▶ **TASK TO CARRY OUT**
Transcribe the records below exactly as they appear.

▶ **TASK MATERIAL**

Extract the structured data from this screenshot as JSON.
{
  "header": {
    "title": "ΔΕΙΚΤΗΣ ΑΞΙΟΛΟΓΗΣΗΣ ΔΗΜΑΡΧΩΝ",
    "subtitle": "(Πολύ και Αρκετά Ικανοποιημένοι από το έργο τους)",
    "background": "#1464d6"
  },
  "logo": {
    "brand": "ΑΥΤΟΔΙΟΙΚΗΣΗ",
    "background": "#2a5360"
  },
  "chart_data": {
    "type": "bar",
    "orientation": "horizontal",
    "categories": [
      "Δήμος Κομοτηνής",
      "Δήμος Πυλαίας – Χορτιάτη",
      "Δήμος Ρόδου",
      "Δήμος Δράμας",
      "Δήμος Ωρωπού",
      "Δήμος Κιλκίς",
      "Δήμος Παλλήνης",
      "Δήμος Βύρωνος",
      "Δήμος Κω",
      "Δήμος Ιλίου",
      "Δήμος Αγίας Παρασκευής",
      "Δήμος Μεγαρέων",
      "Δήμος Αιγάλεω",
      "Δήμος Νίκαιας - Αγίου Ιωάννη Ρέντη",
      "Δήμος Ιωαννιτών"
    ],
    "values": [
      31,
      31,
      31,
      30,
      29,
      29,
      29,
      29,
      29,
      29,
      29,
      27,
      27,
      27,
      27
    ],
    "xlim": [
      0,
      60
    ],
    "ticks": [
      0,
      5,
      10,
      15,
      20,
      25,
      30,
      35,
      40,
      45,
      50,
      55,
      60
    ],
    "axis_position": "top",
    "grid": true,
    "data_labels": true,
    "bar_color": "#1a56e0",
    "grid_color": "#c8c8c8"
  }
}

▶ **COMPLETE OUTPUT**
Extract the structured data from this screenshot as JSON.
{
  "header": {
    "title": "ΔΕΙΚΤΗΣ ΑΞΙΟΛΟΓΗΣΗΣ ΔΗΜΑΡΧΩΝ",
    "subtitle": "(Πολύ και Αρκετά Ικανοποιημένοι από το έργο τους)",
    "background": "#1464d6"
  },
  "logo": {
    "brand": "ΑΥΤΟΔΙΟΙΚΗΣΗ",
    "background": "#2a5360"
  },
  "chart_data": {
    "type": "bar",
    "orientation": "horizontal",
    "categories": [
      "Δήμος Κομοτηνής",
      "Δήμος Πυλαίας – Χορτιάτη",
      "Δήμος Ρόδου",
      "Δήμος Δράμας",
      "Δήμος Ωρωπού",
      "Δήμος Κιλκίς",
      "Δήμος Παλλήνης",
      "Δήμος Βύρωνος",
      "Δήμος Κω",
      "Δήμος Ιλίου",
      "Δήμος Αγίας Παρασκευής",
      "Δήμος Μεγαρέων",
      "Δήμος Αιγάλεω",
      "Δήμος Νίκαιας - Αγίου Ιωάννη Ρέντη",
      "Δήμος Ιωαννιτών"
    ],
    "values": [
      31,
      31,
      31,
      30,
      29,
      29,
      29,
      29,
      29,
      29,
      29,
      27,
      27,
      27,
      27
    ],
    "xlim": [
      0,
      60
    ],
    "ticks": [
      0,
      5,
      10,
      15,
      20,
      25,
      30,
      35,
      40,
      45,
      50,
      55,
      60
    ],
    "axis_position": "top",
    "grid": true,
    "data_labels": true,
    "bar_color": "#1a56e0",
    "grid_color": "#c8c8c8"
  }
}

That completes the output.